What is expected:
Output the data exactly, with every line intact.

Working data:

--*--

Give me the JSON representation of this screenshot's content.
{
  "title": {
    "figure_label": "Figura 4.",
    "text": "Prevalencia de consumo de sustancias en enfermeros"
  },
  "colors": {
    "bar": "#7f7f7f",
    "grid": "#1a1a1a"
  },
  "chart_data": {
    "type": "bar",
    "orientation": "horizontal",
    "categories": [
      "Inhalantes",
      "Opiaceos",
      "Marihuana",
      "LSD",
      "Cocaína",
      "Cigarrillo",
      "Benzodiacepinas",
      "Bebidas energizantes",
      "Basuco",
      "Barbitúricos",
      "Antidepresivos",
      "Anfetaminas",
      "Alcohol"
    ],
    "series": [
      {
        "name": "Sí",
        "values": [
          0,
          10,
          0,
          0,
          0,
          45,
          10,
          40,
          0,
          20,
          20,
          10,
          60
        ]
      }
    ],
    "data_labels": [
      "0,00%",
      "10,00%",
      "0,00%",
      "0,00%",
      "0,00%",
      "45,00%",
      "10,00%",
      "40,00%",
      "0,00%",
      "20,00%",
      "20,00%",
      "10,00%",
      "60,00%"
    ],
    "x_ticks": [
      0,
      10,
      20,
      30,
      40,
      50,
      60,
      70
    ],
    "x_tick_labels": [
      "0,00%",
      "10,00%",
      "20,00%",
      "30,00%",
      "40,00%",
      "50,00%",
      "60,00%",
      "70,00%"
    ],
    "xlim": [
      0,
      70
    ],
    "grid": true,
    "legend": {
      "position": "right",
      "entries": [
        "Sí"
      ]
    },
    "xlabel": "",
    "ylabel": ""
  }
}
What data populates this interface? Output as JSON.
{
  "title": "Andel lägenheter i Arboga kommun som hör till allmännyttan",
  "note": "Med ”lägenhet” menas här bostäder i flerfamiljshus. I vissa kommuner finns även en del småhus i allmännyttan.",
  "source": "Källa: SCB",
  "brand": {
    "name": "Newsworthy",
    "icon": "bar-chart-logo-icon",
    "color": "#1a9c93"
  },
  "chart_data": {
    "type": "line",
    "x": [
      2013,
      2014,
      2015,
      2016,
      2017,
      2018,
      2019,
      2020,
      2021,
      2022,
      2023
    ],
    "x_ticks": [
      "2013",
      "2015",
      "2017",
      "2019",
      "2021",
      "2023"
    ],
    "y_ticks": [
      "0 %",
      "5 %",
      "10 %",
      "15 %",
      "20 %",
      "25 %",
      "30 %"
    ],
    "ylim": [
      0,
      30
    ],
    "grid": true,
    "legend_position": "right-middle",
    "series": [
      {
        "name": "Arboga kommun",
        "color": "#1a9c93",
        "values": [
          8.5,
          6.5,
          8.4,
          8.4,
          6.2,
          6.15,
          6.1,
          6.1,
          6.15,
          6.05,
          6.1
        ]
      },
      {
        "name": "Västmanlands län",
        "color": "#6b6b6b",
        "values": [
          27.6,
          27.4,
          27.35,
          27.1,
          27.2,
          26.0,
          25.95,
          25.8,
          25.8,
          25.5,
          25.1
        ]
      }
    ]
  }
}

--*--

Reply to the exercise:
Give me the JSON representation of this screenshot's content.
{
  "title": {
    "figure_label": "Figura 4.",
    "text": "Prevalencia de consumo de sustancias en enfermeros"
  },
  "colors": {
    "bar": "#7f7f7f",
    "grid": "#1a1a1a"
  },
  "chart_data": {
    "type": "bar",
    "orientation": "horizontal",
    "categories": [
      "Inhalantes",
      "Opiaceos",
      "Marihuana",
      "LSD",
      "Cocaína",
      "Cigarrillo",
      "Benzodiacepinas",
      "Bebidas energizantes",
      "Basuco",
      "Barbitúricos",
      "Antidepresivos",
      "Anfetaminas",
      "Alcohol"
    ],
    "series": [
      {
        "name": "Sí",
        "values": [
          0,
          10,
          0,
          0,
          0,
          45,
          10,
          40,
          0,
          20,
          20,
          10,
          60
        ]
      }
    ],
    "data_labels": [
      "0,00%",
      "10,00%",
      "0,00%",
      "0,00%",
      "0,00%",
      "45,00%",
      "10,00%",
      "40,00%",
      "0,00%",
      "20,00%",
      "20,00%",
      "10,00%",
      "60,00%"
    ],
    "x_ticks": [
      0,
      10,
      20,
      30,
      40,
      50,
      60,
      70
    ],
    "x_tick_labels": [
      "0,00%",
      "10,00%",
      "20,00%",
      "30,00%",
      "40,00%",
      "50,00%",
      "60,00%",
      "70,00%"
    ],
    "xlim": [
      0,
      70
    ],
    "grid": true,
    "legend": {
      "position": "right",
      "entries": [
        "Sí"
      ]
    },
    "xlabel": "",
    "ylabel": ""
  }
}
What data populates this interface? Output as JSON.
{
  "title": "Andel lägenheter i Arboga kommun som hör till allmännyttan",
  "note": "Med ”lägenhet” menas här bostäder i flerfamiljshus. I vissa kommuner finns även en del småhus i allmännyttan.",
  "source": "Källa: SCB",
  "brand": {
    "name": "Newsworthy",
    "icon": "bar-chart-logo-icon",
    "color": "#1a9c93"
  },
  "chart_data": {
    "type": "line",
    "x": [
      2013,
      2014,
      2015,
      2016,
      2017,
      2018,
      2019,
      2020,
      2021,
      2022,
      2023
    ],
    "x_ticks": [
      "2013",
      "2015",
      "2017",
      "2019",
      "2021",
      "2023"
    ],
    "y_ticks": [
      "0 %",
      "5 %",
      "10 %",
      "15 %",
      "20 %",
      "25 %",
      "30 %"
    ],
    "ylim": [
      0,
      30
    ],
    "grid": true,
    "legend_position": "right-middle",
    "series": [
      {
        "name": "Arboga kommun",
        "color": "#1a9c93",
        "values": [
          8.5,
          6.5,
          8.4,
          8.4,
          6.2,
          6.15,
          6.1,
          6.1,
          6.15,
          6.05,
          6.1
        ]
      },
      {
        "name": "Västmanlands län",
        "color": "#6b6b6b",
        "values": [
          27.6,
          27.4,
          27.35,
          27.1,
          27.2,
          26.0,
          25.95,
          25.8,
          25.8,
          25.5,
          25.1
        ]
      }
    ]
  }
}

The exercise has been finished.